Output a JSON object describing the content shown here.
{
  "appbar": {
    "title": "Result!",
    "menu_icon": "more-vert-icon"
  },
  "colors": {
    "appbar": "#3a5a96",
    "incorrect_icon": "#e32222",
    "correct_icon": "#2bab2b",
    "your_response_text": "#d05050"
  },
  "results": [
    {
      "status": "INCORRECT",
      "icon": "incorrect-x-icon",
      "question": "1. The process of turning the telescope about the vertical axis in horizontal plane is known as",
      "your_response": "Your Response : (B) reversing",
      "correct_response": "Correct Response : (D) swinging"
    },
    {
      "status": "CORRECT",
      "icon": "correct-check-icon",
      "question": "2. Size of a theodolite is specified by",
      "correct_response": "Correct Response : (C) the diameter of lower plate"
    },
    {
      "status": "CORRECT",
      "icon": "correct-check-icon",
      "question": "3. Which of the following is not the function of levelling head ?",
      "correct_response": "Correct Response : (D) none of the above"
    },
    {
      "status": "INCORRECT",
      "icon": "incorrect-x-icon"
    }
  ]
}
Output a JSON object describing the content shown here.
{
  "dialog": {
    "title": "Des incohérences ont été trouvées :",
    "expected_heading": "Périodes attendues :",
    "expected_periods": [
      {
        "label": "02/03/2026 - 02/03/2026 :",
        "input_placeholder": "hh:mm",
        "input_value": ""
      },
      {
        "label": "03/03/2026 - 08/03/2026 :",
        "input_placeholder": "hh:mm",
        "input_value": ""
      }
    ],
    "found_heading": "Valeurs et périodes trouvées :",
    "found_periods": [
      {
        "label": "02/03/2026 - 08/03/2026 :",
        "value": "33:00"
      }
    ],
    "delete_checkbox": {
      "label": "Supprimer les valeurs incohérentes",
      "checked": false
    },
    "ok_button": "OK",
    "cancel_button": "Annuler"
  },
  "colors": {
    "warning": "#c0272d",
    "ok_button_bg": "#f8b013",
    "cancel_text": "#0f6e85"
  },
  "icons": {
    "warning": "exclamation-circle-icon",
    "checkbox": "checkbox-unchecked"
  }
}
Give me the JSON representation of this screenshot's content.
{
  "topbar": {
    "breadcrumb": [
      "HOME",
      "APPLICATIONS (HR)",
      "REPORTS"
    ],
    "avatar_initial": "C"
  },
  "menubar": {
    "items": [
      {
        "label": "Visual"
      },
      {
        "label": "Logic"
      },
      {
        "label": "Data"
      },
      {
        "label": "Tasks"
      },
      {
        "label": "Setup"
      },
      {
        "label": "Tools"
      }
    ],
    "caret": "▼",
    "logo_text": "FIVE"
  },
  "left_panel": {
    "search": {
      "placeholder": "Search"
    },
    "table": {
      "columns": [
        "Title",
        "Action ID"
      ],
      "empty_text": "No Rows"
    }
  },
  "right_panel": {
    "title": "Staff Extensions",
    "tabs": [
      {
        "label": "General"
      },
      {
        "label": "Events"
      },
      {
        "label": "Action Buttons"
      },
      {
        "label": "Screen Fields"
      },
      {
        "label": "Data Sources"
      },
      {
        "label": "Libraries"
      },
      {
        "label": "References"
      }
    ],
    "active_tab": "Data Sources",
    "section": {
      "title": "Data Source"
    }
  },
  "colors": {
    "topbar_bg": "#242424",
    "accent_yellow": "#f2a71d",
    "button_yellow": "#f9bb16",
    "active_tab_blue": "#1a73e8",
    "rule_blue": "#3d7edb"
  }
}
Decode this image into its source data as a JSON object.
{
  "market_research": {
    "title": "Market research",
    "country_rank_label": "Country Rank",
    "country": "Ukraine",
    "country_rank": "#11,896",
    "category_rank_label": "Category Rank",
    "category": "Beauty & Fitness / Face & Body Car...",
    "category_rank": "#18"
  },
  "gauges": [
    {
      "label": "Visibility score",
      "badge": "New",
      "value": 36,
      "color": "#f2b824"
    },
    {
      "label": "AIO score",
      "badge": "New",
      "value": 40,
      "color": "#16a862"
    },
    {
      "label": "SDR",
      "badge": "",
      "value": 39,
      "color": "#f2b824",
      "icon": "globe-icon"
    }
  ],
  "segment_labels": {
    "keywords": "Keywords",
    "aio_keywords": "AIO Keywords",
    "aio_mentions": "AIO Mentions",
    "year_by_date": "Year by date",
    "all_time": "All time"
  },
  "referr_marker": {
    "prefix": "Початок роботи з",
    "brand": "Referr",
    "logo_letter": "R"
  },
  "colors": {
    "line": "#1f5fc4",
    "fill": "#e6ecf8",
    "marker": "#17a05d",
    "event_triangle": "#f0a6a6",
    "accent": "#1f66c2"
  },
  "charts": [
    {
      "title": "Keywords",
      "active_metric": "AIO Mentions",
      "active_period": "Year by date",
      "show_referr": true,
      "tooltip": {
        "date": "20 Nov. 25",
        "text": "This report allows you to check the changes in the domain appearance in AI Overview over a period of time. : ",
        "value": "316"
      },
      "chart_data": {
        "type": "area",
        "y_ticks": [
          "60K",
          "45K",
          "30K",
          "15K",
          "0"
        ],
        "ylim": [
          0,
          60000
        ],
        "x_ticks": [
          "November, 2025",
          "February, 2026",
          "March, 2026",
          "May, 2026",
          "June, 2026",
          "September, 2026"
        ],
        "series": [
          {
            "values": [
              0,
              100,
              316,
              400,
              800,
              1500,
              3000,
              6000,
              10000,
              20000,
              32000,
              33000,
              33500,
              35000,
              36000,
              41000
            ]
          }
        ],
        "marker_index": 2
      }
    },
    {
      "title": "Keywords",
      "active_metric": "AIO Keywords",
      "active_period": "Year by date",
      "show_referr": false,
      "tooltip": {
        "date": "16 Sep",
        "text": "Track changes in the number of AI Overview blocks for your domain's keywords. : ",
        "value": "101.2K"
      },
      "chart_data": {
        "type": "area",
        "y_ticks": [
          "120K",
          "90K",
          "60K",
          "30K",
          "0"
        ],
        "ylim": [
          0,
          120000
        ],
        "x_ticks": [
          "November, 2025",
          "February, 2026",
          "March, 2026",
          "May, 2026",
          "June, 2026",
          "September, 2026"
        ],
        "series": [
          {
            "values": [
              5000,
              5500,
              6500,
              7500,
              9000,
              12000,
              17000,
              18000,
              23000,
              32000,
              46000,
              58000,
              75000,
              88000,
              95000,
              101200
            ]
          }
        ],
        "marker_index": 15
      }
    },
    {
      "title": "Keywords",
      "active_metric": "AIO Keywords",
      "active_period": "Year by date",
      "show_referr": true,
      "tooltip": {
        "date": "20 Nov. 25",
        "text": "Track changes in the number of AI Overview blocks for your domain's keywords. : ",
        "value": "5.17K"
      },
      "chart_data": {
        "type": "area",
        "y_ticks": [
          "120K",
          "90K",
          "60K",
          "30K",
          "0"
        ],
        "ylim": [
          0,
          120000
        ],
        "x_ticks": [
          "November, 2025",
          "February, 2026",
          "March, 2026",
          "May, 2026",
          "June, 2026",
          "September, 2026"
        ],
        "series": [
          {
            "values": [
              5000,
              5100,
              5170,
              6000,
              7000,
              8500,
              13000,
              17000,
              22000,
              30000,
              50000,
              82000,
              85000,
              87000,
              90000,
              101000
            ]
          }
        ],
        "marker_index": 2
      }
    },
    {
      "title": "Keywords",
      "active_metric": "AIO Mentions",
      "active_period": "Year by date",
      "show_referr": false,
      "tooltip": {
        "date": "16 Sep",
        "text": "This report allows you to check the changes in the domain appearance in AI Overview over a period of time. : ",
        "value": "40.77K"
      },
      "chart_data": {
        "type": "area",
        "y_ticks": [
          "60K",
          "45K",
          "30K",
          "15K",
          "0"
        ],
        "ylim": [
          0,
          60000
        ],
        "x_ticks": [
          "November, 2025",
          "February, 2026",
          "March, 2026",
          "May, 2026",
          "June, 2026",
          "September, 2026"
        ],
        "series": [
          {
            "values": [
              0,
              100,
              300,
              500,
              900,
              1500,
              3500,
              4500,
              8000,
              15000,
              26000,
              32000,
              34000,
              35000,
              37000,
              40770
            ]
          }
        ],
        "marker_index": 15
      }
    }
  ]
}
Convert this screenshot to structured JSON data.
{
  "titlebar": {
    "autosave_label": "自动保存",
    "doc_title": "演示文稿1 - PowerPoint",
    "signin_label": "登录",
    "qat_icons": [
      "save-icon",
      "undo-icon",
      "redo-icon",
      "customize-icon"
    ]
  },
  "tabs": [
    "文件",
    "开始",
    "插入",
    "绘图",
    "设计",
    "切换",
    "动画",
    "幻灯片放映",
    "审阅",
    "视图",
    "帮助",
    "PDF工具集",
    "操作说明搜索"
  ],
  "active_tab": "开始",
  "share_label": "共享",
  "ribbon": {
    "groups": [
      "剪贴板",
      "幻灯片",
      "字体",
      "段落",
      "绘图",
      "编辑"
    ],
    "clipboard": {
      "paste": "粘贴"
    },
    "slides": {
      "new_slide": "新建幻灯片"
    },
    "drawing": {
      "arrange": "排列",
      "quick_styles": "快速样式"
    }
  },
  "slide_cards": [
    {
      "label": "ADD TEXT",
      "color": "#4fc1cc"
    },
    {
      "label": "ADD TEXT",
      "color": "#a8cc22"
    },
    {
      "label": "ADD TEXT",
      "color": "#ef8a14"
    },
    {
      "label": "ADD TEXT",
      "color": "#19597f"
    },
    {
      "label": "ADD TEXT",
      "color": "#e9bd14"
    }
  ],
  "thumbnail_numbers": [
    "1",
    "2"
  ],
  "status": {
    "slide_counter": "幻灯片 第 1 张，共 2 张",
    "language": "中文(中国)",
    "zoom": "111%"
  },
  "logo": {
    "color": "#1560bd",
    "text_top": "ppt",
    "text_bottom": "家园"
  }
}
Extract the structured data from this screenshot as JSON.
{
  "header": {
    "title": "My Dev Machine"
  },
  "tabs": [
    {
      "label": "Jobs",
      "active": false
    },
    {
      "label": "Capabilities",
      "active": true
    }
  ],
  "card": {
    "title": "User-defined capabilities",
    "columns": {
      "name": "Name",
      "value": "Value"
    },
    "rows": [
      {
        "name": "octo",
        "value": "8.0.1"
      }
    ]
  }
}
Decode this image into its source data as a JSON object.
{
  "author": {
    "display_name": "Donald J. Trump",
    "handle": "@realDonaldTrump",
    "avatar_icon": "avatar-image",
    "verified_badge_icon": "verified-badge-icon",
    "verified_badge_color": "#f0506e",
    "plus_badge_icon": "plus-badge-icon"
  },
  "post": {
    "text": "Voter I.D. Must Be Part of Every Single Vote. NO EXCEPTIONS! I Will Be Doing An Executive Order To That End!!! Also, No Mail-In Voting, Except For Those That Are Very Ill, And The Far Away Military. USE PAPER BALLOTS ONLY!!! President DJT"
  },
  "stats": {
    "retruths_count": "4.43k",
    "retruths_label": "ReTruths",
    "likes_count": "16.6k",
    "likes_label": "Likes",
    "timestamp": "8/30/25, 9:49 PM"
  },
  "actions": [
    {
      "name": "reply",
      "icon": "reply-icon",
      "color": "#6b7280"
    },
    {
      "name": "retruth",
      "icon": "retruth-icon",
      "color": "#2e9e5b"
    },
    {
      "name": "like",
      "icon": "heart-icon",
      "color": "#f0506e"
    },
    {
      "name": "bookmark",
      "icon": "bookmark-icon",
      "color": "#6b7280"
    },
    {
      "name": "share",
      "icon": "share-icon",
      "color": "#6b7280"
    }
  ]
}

^^^^^^^^

Collect each line above holding the string "JSON".

Output a JSON object describing the content shown here.
Output a JSON object describing the content shown here.
Give me the JSON representation of this screenshot's content.
Decode this image into its source data as a JSON object.
Convert this screenshot to structured JSON data.
Extract the structured data from this screenshot as JSON.
Decode this image into its source data as a JSON object.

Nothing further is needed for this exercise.